● **Aim**:
Leave out the images; return the rest of the data exactly.

● **Records contained in a dataset**:
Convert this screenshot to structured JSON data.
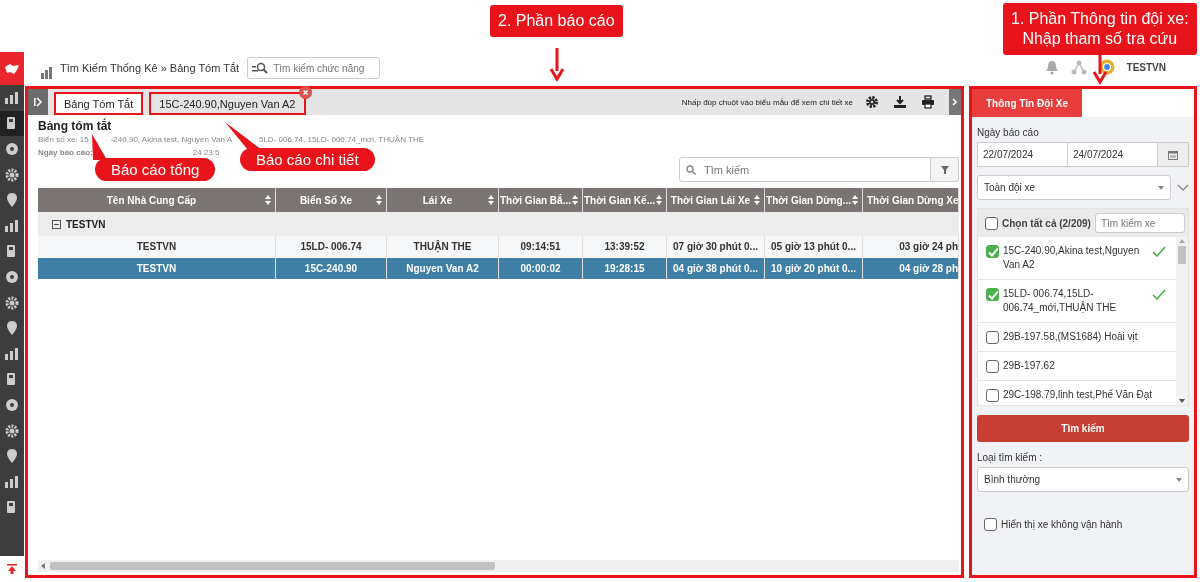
{
  "annotations": [
    {
      "kind": "box",
      "text": "2. Phần báo cáo"
    },
    {
      "kind": "box",
      "text": "1. Phần Thông tin đội xe:\nNhập tham số tra cứu"
    },
    {
      "kind": "bubble",
      "text": "Báo cáo tổng"
    },
    {
      "kind": "bubble",
      "text": "Báo cáo chi tiết"
    }
  ],
  "sidebar": {
    "items": [
      {
        "selected": false
      },
      {
        "selected": true
      },
      {
        "selected": false
      },
      {
        "selected": false
      },
      {
        "selected": false
      },
      {
        "selected": false
      },
      {
        "selected": false
      },
      {
        "selected": false
      },
      {
        "selected": false
      },
      {
        "selected": false
      },
      {
        "selected": false
      },
      {
        "selected": false
      },
      {
        "selected": false
      },
      {
        "selected": false
      },
      {
        "selected": false
      },
      {
        "selected": false
      },
      {
        "selected": false
      }
    ]
  },
  "breadcrumb": [
    "Tìm Kiếm Thống Kê",
    "»",
    "Bảng Tóm Tắt"
  ],
  "function_search": {
    "placeholder": "Tìm kiếm chức năng"
  },
  "user": {
    "name": "TESTVN"
  },
  "report": {
    "highlighted": true,
    "tabs": [
      {
        "label": "Bảng Tóm Tắt",
        "selected": true,
        "closable": false,
        "highlighted": true
      },
      {
        "label": "15C-240.90,Nguyen Van A2",
        "selected": false,
        "closable": true,
        "highlighted": true
      }
    ],
    "hint": "Nhấp đúp chuột vào biểu mẫu để xem chi tiết xe",
    "title": "Bảng tóm tắt",
    "info_lines": [
      [
        "Biển số xe: 15",
        "-240.90, Akina test, Nguyen Van A",
        "5LD- 006.74, 15LD- 006.74_mới, THUẬN THE"
      ],
      [
        "Ngày báo cáo:",
        "24 23:5"
      ]
    ],
    "search": {
      "placeholder": "Tìm kiếm"
    },
    "table": {
      "columns": [
        "Tên Nhà Cung Cấp",
        "Biển Số Xe",
        "Lái Xe",
        "Thời Gian Bắ...",
        "Thời Gian Kế...",
        "Thời Gian Lái Xe",
        "Thời Gian Dừng...",
        "Thời Gian Dừng Xe"
      ],
      "groups": [
        {
          "label": "TESTVN",
          "expanded": true,
          "rows": [
            {
              "selected": false,
              "cells": [
                "TESTVN",
                "15LD- 006.74",
                "THUẬN THE",
                "09:14:51",
                "13:39:52",
                "07 giờ 30 phút 0...",
                "05 giờ 13 phút 0...",
                "03 giờ 24 ph"
              ]
            },
            {
              "selected": true,
              "cells": [
                "TESTVN",
                "15C-240.90",
                "Nguyen Van A2",
                "00:00:02",
                "19:28:15",
                "04 giờ 38 phút 0...",
                "10 giờ 20 phút 0...",
                "04 giờ 28 ph"
              ]
            }
          ]
        }
      ]
    }
  },
  "fleet_panel": {
    "highlighted": true,
    "tab": {
      "label": "Thông Tin Đội Xe",
      "selected": true
    },
    "date_label": "Ngày báo cáo",
    "date_from": "22/07/2024",
    "date_to": "24/07/2024",
    "group_select": "Toàn đội xe",
    "select_all": {
      "label": "Chọn tất cả (2/209)",
      "checked": false
    },
    "vehicle_search": {
      "placeholder": "Tìm kiếm xe"
    },
    "vehicles": [
      {
        "label": "15C-240.90,Akina test,Nguyen Van A2",
        "checked": true
      },
      {
        "label": "15LD- 006.74,15LD- 006.74_mới,THUẬN THE",
        "checked": true
      },
      {
        "label": "29B-197.58,(MS1684) Hoài vịt",
        "checked": false
      },
      {
        "label": "29B-197.62",
        "checked": false
      },
      {
        "label": "29C-198.79,linh test,Phế Văn Đạt",
        "checked": false
      }
    ],
    "search_button": "Tìm kiếm",
    "type_label": "Loại tìm kiếm :",
    "type_select": "Bình thường",
    "show_inactive": {
      "label": "Hiển thị xe không vận hành",
      "checked": false
    }
  }
}
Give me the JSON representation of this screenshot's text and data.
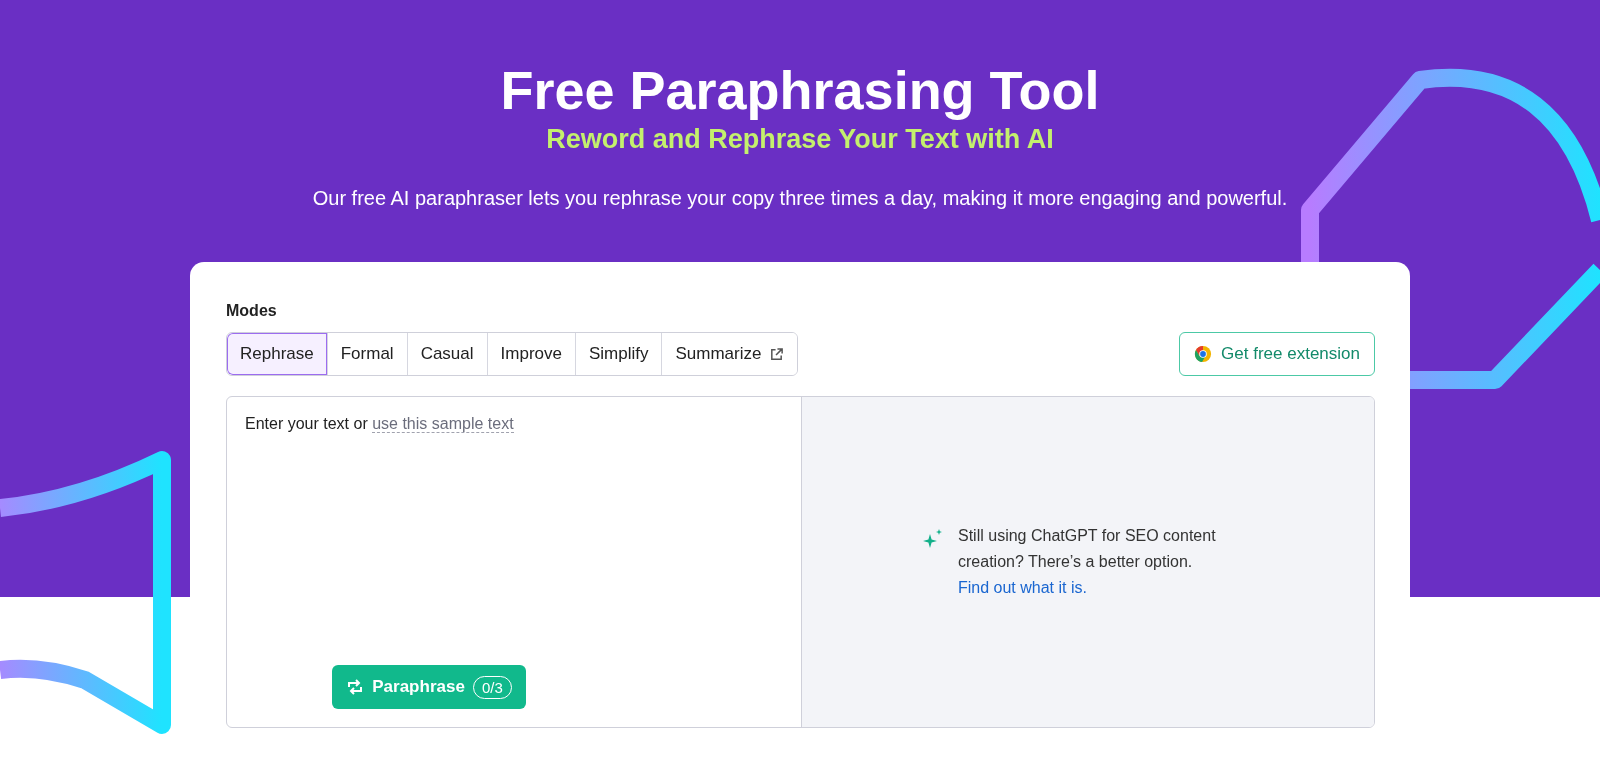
{
  "hero": {
    "title": "Free Paraphrasing Tool",
    "subtitle": "Reword and Rephrase Your Text with AI",
    "description": "Our free AI paraphraser lets you rephrase your copy three times a day, making it more engaging and powerful."
  },
  "modes": {
    "label": "Modes",
    "tabs": [
      {
        "label": "Rephrase",
        "selected": true,
        "external": false
      },
      {
        "label": "Formal",
        "selected": false,
        "external": false
      },
      {
        "label": "Casual",
        "selected": false,
        "external": false
      },
      {
        "label": "Improve",
        "selected": false,
        "external": false
      },
      {
        "label": "Simplify",
        "selected": false,
        "external": false
      },
      {
        "label": "Summarize",
        "selected": false,
        "external": true
      }
    ]
  },
  "extension_button": {
    "label": "Get free extension"
  },
  "editor": {
    "prompt": "Enter your text or",
    "sample_link": "use this sample text",
    "button": {
      "label": "Paraphrase",
      "count": "0/3"
    }
  },
  "output_panel": {
    "message": "Still using ChatGPT for SEO content creation? There’s a better option.",
    "link": "Find out what it is."
  }
}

● **Answer**:
Convert this screenshot to structured JSON data.
{
  "annotations": [
    {
      "kind": "box",
      "text": "2. Phần báo cáo"
    },
    {
      "kind": "box",
      "text": "1. Phần Thông tin đội xe:\nNhập tham số tra cứu"
    },
    {
      "kind": "bubble",
      "text": "Báo cáo tổng"
    },
    {
      "kind": "bubble",
      "text": "Báo cáo chi tiết"
    }
  ],
  "sidebar": {
    "items": [
      {
        "selected": false
      },
      {
        "selected": true
      },
      {
        "selected": false
      },
      {
        "selected": false
      },
      {
        "selected": false
      },
      {
        "selected": false
      },
      {
        "selected": false
      },
      {
        "selected": false
      },
      {
        "selected": false
      },
      {
        "selected": false
      },
      {
        "selected": false
      },
      {
        "selected": false
      },
      {
        "selected": false
      },
      {
        "selected": false
      },
      {
        "selected": false
      },
      {
        "selected": false
      },
      {
        "selected": false
      }
    ]
  },
  "breadcrumb": [
    "Tìm Kiếm Thống Kê",
    "»",
    "Bảng Tóm Tắt"
  ],
  "function_search": {
    "placeholder": "Tìm kiếm chức năng"
  },
  "user": {
    "name": "TESTVN"
  },
  "report": {
    "highlighted": true,
    "tabs": [
      {
        "label": "Bảng Tóm Tắt",
        "selected": true,
        "closable": false,
        "highlighted": true
      },
      {
        "label": "15C-240.90,Nguyen Van A2",
        "selected": false,
        "closable": true,
        "highlighted": true
      }
    ],
    "hint": "Nhấp đúp chuột vào biểu mẫu để xem chi tiết xe",
    "title": "Bảng tóm tắt",
    "info_lines": [
      [
        "Biển số xe: 15",
        "-240.90, Akina test, Nguyen Van A",
        "5LD- 006.74, 15LD- 006.74_mới, THUẬN THE"
      ],
      [
        "Ngày báo cáo:",
        "24 23:5"
      ]
    ],
    "search": {
      "placeholder": "Tìm kiếm"
    },
    "table": {
      "columns": [
        "Tên Nhà Cung Cấp",
        "Biển Số Xe",
        "Lái Xe",
        "Thời Gian Bắ...",
        "Thời Gian Kế...",
        "Thời Gian Lái Xe",
        "Thời Gian Dừng...",
        "Thời Gian Dừng Xe"
      ],
      "groups": [
        {
          "label": "TESTVN",
          "expanded": true,
          "rows": [
            {
              "selected": false,
              "cells": [
                "TESTVN",
                "15LD- 006.74",
                "THUẬN THE",
                "09:14:51",
                "13:39:52",
                "07 giờ 30 phút 0...",
                "05 giờ 13 phút 0...",
                "03 giờ 24 ph"
              ]
            },
            {
              "selected": true,
              "cells": [
                "TESTVN",
                "15C-240.90",
                "Nguyen Van A2",
                "00:00:02",
                "19:28:15",
                "04 giờ 38 phút 0...",
                "10 giờ 20 phút 0...",
                "04 giờ 28 ph"
              ]
            }
          ]
        }
      ]
    }
  },
  "fleet_panel": {
    "highlighted": true,
    "tab": {
      "label": "Thông Tin Đội Xe",
      "selected": true
    },
    "date_label": "Ngày báo cáo",
    "date_from": "22/07/2024",
    "date_to": "24/07/2024",
    "group_select": "Toàn đội xe",
    "select_all": {
      "label": "Chọn tất cả (2/209)",
      "checked": false
    },
    "vehicle_search": {
      "placeholder": "Tìm kiếm xe"
    },
    "vehicles": [
      {
        "label": "15C-240.90,Akina test,Nguyen Van A2",
        "checked": true
      },
      {
        "label": "15LD- 006.74,15LD- 006.74_mới,THUẬN THE",
        "checked": true
      },
      {
        "label": "29B-197.58,(MS1684) Hoài vịt",
        "checked": false
      },
      {
        "label": "29B-197.62",
        "checked": false
      },
      {
        "label": "29C-198.79,linh test,Phế Văn Đạt",
        "checked": false
      }
    ],
    "search_button": "Tìm kiếm",
    "type_label": "Loại tìm kiếm :",
    "type_select": "Bình thường",
    "show_inactive": {
      "label": "Hiển thị xe không vận hành",
      "checked": false
    }
  }
}
Give me the JSON representation of this screenshot's text and data.
{
  "hero": {
    "title": "Free Paraphrasing Tool",
    "subtitle": "Reword and Rephrase Your Text with AI",
    "description": "Our free AI paraphraser lets you rephrase your copy three times a day, making it more engaging and powerful."
  },
  "modes": {
    "label": "Modes",
    "tabs": [
      {
        "label": "Rephrase",
        "selected": true,
        "external": false
      },
      {
        "label": "Formal",
        "selected": false,
        "external": false
      },
      {
        "label": "Casual",
        "selected": false,
        "external": false
      },
      {
        "label": "Improve",
        "selected": false,
        "external": false
      },
      {
        "label": "Simplify",
        "selected": false,
        "external": false
      },
      {
        "label": "Summarize",
        "selected": false,
        "external": true
      }
    ]
  },
  "extension_button": {
    "label": "Get free extension"
  },
  "editor": {
    "prompt": "Enter your text or",
    "sample_link": "use this sample text",
    "button": {
      "label": "Paraphrase",
      "count": "0/3"
    }
  },
  "output_panel": {
    "message": "Still using ChatGPT for SEO content creation? There’s a better option.",
    "link": "Find out what it is."
  }
}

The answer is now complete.